Management response: The delay in filing of Form DNBS 13 was inadvertently and unintentionally delayed against its prescribed timeline under the NBFC Non-Systemically Important Non-Deposit taking Company (Reserve Bank) Directions, 2016 read with circulars made thereunder and the same was made good by the next working day.

The management responses were duly communicated to Secretarial Auditors, to their satisfaction, and that your management will be more cautious in compliances of all the applicable rules, regulations, guidelines, etc.

INTERNAL AUDITORS

Pursuant to the provisions of Section 138 of the Companies Act, 2013 and Rules framed thereunder, the Board of Directors of the Company, based on the recommendations of Audit Committee, in their meeting held on May 29, 2023, had appointed Mr. Aman Jain, Chartered Accountant (Membership No. 448079) as the internal Auditor of the Company to conduct the internal audit for the financial year ended 2023-24.

COST AUDITORS

During the period under review, the provisions of Cost Audit as per section 148 of Companies Act, 2013 do not apply to the Company.

DIRECTORS AND KEY MANAGERIAL PERSONNEL

During the period under review, the following changes occurred in the Board of Directors and Key Managerial Personnel of the Company:

Mr. Sunil Sachdeva (DIN: 00012115), who retired by rotation was re-appointed as the Director of the Company at the previous Annual General Meeting held on September 13, 2023. The Board of Directors of the Company, based on the recommendation of the Nomination and remuneration Committee, has recommended for re-appointment/ regularization of Mr. Rakesh Arora (DIN: 00125976), as Director of the Company. Mr. Rakesh Arora (DIN: 00125976) was regularized as Director to the Board in the 29th

Annual General Meeting of the Company held on September 13, 2023 at 12:30 p.m. through Video Conferencing or Other Audio-Visual Means.

→ **Dataset extract**:
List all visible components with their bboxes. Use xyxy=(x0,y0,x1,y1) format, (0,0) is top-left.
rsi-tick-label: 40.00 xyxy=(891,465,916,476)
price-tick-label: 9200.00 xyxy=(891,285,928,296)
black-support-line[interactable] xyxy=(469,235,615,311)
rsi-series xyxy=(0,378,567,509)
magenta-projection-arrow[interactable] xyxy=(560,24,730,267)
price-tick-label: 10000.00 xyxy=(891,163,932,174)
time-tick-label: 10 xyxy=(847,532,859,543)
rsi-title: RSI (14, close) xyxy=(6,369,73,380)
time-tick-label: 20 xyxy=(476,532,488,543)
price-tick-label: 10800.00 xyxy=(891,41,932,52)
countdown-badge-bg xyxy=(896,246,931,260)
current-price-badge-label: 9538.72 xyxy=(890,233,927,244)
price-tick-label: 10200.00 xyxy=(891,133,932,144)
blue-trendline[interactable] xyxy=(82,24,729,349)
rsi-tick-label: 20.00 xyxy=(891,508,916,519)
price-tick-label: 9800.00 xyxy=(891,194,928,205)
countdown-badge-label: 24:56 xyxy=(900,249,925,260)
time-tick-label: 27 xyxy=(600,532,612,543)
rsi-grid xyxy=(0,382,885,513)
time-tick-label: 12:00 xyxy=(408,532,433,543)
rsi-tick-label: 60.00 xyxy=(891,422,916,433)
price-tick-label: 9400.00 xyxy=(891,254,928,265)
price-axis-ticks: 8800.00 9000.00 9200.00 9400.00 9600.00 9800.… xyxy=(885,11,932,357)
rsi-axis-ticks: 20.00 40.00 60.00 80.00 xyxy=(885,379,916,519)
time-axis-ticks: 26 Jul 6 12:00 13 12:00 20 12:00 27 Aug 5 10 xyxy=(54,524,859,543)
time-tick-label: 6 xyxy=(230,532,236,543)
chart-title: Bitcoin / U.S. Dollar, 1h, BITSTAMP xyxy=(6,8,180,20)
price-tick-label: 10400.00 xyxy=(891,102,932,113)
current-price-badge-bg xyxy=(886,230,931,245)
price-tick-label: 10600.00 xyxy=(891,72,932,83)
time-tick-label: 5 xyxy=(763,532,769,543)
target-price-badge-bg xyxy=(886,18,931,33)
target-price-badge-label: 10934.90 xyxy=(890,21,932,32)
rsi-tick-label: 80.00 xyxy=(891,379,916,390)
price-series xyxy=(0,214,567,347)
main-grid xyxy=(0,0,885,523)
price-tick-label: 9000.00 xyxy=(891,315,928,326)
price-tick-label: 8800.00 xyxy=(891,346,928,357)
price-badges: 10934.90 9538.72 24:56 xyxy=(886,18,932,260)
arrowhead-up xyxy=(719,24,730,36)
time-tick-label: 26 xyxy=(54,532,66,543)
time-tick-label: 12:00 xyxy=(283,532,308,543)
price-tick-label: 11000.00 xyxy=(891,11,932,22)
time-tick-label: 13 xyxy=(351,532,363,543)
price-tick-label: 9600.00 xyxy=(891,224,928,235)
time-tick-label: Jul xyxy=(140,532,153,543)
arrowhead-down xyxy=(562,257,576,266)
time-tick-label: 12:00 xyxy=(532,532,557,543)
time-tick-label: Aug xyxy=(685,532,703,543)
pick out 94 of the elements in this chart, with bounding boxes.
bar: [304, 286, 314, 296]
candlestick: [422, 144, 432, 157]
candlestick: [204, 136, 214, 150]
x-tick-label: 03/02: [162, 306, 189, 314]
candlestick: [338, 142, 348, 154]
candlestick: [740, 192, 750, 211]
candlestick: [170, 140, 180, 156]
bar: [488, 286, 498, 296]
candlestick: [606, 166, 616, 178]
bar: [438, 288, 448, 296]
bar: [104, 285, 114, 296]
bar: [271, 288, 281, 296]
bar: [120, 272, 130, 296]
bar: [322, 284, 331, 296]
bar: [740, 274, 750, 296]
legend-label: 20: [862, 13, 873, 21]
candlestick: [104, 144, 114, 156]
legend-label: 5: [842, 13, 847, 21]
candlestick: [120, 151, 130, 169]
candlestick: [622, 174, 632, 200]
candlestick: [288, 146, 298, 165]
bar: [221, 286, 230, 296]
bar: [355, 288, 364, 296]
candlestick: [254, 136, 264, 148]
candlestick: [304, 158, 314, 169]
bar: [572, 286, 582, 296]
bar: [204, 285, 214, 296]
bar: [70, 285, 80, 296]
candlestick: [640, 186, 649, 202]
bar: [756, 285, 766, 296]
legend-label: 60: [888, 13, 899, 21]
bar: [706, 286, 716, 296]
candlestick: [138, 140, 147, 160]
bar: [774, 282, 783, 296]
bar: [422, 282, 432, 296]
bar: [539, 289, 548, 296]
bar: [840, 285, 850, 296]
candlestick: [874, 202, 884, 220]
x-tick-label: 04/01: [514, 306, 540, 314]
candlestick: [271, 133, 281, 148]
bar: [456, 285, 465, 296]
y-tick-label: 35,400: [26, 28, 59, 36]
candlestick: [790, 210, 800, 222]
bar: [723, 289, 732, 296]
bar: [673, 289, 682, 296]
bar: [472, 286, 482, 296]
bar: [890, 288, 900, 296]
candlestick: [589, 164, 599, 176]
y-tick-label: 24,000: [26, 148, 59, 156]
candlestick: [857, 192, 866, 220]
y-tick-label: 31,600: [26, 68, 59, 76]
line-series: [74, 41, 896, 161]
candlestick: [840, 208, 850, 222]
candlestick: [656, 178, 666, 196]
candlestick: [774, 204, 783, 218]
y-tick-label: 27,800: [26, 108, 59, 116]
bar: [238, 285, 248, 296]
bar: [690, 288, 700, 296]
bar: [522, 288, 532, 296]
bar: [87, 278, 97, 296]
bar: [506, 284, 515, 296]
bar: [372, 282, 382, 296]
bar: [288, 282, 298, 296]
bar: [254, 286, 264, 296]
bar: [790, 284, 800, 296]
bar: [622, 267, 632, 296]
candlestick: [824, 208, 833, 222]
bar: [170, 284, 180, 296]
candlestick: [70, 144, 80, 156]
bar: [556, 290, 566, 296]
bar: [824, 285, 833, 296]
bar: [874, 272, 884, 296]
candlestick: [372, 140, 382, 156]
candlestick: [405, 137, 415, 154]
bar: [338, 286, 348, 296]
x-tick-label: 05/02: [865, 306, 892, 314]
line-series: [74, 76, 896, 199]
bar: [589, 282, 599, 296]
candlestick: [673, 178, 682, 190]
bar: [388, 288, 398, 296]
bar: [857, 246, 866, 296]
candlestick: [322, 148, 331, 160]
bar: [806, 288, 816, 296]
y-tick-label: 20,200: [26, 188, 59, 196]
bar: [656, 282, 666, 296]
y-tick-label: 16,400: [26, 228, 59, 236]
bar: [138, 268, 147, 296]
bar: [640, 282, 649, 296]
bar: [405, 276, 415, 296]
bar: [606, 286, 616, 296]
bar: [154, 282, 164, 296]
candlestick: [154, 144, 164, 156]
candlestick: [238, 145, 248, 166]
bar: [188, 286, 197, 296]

→ **What this exercise asks**:
a: Decide whether each statement agrees with the company report excerpt, answering yes or no and quoting the words of the excerpt that decide it. (i) Mr. Aman Jain was appointed internal auditor at a Board meeting held on May 29, 2023. (ii) The cost audit provisions of section 148 of the Companies Act, 2013 applied to the Company during the period under review. (iii) The 29th Annual General Meeting was held in person.
b: Carry the company report excerpt forward from its last sentence in the same formal reporting style.

→ **Answers in order**:
a:
(i) Yes: "in their meeting held on May 29, 2023, had appointed Mr. Aman Jain, Chartered Accountant (Membership No. 448079) as the internal Auditor of the Company"
(ii) No: "the provisions of Cost Audit as per section 148 of Companies Act, 2013 do not apply to the Company"
(iii) No: "held on September 13, 2023 at 12:30 p.m. through Video Conferencing or Other Audio-Visual Means"

b:
Further, Mr. Rakesh Arora (DIN: 00125976), being the retiring Director at the upcoming Annual General Meeting of the Company, and being eligible, offered himself for reappointment as Director at the ensuing Annual General Meeting of the Company.

Brief resume, pursuant to Regulation 36(3) of SEBI (LODR) Regulations 2015, for the Directors proposed to be appointed/ re-appointed at the ensuing Annual General Meeting, nature of their expertise in specific functional areas and their interest in other entities included in the other listed companies in which he/she holds directorship is included in the notes to the Notice convening the Annual General Meeting.

NUMBER OF MEETINGS OF THE BOARD

During the period under review, 05 (Five) Board Meetings were held and details of the same are given in the Corporate Governance Report which forms the part of this report.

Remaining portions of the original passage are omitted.